Start of RECORDS PROVIDED
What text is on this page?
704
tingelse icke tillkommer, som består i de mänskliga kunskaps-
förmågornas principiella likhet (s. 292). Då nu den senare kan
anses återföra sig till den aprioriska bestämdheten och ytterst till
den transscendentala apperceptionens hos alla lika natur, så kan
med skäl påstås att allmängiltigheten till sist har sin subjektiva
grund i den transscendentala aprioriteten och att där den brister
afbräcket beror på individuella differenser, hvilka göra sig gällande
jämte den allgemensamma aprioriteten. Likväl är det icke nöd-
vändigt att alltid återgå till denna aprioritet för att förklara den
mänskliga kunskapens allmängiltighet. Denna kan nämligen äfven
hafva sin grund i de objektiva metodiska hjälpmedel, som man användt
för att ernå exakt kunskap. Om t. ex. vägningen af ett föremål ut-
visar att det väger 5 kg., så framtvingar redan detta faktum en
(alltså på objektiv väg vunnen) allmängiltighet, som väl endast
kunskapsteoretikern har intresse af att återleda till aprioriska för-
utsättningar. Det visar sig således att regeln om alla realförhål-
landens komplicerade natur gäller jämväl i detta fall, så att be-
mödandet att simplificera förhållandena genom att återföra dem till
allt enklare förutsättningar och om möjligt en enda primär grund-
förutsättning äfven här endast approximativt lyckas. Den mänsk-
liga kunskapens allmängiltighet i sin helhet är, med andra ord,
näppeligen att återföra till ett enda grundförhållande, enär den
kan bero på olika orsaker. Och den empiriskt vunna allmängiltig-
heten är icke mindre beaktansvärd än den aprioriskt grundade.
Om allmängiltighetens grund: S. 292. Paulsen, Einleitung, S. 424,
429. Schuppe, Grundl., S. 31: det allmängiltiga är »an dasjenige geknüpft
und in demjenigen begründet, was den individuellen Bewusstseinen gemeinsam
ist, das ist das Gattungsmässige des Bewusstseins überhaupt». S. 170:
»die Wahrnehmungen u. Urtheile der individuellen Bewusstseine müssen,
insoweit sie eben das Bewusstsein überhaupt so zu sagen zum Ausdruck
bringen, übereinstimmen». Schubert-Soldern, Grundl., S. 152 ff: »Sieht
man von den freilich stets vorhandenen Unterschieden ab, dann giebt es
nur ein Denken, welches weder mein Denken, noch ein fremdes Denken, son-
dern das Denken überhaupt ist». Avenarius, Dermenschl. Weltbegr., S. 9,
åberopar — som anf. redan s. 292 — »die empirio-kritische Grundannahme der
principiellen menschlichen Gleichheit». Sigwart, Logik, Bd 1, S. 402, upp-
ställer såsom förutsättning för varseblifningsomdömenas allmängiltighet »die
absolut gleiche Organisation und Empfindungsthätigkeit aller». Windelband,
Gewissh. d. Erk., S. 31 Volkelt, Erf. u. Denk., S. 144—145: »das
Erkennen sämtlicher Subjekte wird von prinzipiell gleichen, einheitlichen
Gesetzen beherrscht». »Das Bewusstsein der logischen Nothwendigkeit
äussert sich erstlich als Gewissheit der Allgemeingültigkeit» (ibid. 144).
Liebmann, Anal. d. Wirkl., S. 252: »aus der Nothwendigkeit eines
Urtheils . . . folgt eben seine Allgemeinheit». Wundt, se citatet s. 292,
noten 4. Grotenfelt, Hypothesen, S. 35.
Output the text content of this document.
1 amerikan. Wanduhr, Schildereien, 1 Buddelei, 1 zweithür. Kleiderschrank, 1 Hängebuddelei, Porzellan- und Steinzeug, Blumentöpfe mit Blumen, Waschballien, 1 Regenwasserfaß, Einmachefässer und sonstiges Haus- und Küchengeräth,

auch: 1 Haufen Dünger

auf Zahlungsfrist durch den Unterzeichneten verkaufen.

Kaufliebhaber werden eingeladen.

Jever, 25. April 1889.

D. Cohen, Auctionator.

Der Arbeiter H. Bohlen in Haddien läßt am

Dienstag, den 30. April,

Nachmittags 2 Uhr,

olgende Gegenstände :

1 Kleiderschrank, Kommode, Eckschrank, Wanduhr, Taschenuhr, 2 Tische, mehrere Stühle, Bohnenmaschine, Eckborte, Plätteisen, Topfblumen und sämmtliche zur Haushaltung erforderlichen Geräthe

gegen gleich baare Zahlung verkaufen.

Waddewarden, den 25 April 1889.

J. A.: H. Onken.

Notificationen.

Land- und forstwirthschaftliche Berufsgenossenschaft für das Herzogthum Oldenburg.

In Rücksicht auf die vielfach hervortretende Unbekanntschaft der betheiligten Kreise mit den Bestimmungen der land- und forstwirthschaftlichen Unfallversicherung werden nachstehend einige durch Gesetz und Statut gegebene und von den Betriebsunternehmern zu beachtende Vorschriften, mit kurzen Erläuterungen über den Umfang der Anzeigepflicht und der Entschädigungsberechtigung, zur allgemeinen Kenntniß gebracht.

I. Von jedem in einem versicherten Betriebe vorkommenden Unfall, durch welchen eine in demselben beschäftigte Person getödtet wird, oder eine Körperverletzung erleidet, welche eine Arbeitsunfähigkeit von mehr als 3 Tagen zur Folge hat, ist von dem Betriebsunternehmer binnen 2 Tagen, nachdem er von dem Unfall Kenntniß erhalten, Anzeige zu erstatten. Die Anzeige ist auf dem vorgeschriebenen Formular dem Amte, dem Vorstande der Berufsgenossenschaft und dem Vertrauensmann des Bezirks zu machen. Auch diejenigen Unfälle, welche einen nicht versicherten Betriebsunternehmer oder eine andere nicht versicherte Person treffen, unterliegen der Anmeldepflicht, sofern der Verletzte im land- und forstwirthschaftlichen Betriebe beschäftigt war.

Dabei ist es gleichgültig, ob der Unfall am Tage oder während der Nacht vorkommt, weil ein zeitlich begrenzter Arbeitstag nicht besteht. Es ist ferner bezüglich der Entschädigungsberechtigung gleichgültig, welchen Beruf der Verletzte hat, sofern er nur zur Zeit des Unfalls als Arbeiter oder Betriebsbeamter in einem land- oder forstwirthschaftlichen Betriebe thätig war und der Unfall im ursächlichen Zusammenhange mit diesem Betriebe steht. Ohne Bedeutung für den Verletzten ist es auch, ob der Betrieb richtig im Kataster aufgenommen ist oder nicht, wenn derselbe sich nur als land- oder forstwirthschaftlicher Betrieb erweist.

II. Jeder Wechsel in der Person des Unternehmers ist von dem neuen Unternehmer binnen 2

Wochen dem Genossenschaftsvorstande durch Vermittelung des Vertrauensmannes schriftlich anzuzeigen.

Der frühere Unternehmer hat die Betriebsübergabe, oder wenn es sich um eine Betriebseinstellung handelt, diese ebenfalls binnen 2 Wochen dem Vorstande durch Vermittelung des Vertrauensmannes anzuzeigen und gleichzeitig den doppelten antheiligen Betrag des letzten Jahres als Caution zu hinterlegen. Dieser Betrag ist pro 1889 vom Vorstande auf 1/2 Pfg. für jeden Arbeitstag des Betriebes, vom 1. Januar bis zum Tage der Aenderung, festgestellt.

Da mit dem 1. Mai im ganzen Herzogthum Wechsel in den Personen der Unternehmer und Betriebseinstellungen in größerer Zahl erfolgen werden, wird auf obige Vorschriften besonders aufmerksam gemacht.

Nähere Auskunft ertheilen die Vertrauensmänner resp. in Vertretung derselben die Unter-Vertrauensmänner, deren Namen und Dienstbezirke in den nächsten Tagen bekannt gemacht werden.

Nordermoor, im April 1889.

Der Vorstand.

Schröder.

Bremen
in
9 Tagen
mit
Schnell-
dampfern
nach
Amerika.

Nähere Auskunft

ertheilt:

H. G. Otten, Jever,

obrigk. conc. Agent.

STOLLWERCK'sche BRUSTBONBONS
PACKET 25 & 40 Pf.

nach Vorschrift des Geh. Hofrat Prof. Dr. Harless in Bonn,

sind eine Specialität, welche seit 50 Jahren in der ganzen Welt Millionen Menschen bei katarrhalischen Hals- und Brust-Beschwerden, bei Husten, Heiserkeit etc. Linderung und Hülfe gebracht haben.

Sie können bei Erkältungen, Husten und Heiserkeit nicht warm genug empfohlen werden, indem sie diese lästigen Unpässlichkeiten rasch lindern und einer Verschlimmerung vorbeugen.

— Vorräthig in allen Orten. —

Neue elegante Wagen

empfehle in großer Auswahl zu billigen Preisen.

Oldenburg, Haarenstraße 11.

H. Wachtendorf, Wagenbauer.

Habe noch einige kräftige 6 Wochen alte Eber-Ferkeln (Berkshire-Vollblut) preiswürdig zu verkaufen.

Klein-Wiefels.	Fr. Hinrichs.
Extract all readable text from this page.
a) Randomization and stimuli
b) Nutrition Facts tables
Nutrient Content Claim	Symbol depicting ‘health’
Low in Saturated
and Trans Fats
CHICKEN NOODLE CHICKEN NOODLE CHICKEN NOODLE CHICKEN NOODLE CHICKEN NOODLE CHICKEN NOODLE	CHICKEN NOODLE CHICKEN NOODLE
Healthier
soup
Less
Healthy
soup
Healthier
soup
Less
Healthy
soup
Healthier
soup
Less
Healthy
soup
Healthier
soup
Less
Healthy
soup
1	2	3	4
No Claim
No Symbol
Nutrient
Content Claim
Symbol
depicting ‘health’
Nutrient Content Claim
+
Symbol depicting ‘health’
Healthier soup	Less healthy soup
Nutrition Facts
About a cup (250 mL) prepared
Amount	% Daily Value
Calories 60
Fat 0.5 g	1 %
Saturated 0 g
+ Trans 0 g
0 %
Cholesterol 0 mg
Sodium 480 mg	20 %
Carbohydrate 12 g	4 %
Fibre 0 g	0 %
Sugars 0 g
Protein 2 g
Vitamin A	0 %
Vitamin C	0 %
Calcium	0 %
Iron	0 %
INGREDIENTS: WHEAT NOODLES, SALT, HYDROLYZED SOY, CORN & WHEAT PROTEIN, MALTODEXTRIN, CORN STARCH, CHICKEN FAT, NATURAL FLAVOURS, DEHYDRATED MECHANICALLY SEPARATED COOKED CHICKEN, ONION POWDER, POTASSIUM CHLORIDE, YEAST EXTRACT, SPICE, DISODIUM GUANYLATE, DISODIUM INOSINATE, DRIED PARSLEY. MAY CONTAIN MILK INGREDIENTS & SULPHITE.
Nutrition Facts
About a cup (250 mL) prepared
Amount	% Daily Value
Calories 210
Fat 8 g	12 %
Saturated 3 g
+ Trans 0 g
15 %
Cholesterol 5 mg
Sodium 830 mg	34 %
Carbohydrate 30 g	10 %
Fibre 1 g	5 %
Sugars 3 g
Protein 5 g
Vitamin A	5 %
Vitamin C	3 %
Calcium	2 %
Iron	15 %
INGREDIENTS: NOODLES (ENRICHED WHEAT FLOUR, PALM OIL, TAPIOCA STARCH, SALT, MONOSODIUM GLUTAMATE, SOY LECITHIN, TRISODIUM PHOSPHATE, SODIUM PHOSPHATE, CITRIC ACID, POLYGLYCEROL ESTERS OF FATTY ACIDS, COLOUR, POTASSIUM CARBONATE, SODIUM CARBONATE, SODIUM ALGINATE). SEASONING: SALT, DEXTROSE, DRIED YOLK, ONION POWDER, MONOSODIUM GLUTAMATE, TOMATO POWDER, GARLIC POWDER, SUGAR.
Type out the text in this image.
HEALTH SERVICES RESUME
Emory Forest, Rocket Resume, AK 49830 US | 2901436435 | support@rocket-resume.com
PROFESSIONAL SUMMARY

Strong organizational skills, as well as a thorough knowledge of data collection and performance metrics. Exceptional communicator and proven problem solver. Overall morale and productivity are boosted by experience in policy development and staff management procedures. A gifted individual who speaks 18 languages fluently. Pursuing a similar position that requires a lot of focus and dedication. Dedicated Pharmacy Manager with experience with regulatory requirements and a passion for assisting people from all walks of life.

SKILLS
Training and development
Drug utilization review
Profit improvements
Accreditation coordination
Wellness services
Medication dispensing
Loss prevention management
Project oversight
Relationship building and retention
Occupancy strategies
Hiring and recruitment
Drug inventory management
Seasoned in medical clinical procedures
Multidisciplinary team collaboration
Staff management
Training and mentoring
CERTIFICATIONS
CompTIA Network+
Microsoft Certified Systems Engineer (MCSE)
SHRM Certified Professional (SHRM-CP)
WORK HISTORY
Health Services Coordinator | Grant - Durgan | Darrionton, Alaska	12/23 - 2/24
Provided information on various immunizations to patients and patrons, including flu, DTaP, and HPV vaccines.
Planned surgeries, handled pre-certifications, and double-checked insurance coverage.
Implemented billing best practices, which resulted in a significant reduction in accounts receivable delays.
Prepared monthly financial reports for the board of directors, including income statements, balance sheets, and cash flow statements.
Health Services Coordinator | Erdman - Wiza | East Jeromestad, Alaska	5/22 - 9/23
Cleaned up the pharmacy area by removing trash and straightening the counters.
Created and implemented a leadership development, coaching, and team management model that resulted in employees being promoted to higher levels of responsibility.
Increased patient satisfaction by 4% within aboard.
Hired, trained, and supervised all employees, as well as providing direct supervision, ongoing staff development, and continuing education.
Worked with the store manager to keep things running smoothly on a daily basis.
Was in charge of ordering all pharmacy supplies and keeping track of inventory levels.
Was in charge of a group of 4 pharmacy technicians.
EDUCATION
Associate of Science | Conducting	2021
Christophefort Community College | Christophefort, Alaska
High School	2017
End of RECORDS PROVIDED
• [ACTIVITY] Show all lines above that contain "wird".

• [EXERCISE RESPONSE]
Erkennen sämtlicher Subjekte wird von prinzipiell gleichen, einheitlichen
I. Von jedem in einem versicherten Betriebe vorkommenden Unfall, durch welchen eine in demselben beschäftigte Person getödtet wird, oder eine Körperverletzung erleidet, welche eine Arbeitsunfähigkeit von mehr als 3 Tagen zur Folge hat, ist von dem Betriebsunternehmer binnen 2 Tagen, nachdem er von dem Unfall Kenntniß erhalten, Anzeige zu erstatten. Die Anzeige ist auf dem vorgeschriebenen Formular dem Amte, dem Vorstande der Berufsgenossenschaft und dem Vertrauensmann des Bezirks zu machen. Auch diejenigen Unfälle, welche einen nicht versicherten Betriebsunternehmer oder eine andere nicht versicherte Person treffen, unterliegen der Anmeldepflicht, sofern der Verletzte im land- und forstwirthschaftlichen Betriebe beschäftigt war.
Da mit dem 1. Mai im ganzen Herzogthum Wechsel in den Personen der Unternehmer und Betriebseinstellungen in größerer Zahl erfolgen werden, wird auf obige Vorschriften besonders aufmerksam gemacht.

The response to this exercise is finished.